**EXERCISE:** Select the lines of the records containing the word "omitted" and list them.

Figure collection entries
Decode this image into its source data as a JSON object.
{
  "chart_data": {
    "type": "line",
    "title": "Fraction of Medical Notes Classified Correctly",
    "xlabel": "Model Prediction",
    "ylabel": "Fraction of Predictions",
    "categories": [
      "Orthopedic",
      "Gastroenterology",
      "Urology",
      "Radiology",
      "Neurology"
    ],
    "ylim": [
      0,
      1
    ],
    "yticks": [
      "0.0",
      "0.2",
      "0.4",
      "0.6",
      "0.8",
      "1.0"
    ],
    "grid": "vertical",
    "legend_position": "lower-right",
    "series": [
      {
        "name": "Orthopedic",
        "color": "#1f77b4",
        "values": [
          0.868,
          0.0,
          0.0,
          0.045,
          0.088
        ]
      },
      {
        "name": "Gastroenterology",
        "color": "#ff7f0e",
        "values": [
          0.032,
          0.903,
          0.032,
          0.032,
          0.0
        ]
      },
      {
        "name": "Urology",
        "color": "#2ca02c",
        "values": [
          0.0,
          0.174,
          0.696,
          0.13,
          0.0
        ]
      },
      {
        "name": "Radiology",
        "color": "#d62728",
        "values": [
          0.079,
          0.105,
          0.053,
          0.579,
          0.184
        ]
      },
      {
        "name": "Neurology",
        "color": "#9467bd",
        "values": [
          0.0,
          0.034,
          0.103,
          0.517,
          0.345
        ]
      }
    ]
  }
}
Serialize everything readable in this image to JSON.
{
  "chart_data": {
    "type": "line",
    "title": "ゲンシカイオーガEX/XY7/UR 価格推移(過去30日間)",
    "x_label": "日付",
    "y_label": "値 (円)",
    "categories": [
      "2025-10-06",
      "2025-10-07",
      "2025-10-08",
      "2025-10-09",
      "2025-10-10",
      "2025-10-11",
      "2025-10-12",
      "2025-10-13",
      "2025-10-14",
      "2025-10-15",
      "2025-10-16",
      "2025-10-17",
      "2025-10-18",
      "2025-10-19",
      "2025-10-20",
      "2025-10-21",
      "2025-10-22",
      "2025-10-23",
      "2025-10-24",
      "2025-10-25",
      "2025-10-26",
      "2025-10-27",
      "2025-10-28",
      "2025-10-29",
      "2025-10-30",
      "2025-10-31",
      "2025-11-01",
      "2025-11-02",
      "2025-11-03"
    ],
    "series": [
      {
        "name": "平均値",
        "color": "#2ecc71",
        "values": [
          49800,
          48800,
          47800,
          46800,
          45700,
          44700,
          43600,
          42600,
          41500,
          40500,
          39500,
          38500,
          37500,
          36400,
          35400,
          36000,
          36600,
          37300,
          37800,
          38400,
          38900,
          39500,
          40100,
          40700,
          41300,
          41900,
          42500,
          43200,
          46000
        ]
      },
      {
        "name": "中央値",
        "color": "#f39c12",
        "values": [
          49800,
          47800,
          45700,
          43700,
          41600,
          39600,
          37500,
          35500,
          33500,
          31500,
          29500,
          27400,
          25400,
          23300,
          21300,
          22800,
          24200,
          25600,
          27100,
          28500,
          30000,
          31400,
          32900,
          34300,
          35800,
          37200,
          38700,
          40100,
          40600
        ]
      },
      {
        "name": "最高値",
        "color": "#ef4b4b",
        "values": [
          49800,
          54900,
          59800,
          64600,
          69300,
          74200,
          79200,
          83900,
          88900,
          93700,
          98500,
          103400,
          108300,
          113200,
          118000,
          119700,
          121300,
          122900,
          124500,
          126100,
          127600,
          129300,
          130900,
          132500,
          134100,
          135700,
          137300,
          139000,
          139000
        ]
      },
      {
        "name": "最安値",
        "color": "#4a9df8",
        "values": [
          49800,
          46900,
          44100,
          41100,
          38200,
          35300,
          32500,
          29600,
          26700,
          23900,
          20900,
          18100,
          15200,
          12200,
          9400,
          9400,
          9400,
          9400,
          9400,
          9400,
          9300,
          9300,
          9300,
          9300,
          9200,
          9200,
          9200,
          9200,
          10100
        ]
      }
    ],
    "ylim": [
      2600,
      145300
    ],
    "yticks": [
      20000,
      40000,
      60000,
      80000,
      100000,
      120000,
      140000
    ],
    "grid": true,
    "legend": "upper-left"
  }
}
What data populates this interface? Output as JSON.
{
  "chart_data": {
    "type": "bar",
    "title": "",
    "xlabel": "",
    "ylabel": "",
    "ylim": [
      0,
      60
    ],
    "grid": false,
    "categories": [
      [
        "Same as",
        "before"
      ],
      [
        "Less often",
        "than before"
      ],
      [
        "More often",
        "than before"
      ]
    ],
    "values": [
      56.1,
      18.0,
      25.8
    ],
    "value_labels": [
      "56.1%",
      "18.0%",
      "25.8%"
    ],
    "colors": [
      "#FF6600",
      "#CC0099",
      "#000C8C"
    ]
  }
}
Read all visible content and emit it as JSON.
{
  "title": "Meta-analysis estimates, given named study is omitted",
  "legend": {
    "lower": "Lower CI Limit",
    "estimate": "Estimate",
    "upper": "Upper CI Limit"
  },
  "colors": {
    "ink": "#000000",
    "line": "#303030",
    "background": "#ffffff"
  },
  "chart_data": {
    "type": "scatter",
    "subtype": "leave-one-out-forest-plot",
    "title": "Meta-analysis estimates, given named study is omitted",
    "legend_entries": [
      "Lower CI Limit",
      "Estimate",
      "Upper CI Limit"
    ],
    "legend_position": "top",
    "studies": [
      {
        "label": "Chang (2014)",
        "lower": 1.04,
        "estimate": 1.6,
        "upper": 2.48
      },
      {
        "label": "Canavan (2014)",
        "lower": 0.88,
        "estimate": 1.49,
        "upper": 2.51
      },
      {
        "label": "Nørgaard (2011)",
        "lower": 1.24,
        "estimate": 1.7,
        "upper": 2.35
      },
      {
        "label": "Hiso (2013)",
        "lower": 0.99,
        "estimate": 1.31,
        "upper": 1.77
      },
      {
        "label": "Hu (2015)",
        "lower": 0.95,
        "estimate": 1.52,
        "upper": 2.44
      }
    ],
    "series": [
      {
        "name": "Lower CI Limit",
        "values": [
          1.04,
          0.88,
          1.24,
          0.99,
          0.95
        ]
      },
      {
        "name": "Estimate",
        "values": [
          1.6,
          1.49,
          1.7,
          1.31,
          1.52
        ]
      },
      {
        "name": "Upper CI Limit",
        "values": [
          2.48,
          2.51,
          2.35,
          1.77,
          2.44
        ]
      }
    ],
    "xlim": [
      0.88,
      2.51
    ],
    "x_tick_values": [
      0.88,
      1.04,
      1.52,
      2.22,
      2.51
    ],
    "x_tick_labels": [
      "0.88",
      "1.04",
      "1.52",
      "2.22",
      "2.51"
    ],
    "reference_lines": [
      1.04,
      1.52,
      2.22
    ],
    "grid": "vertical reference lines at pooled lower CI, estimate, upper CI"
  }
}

**THE OUTPUT:**
  "title": "Meta-analysis estimates, given named study is omitted",
    "title": "Meta-analysis estimates, given named study is omitted",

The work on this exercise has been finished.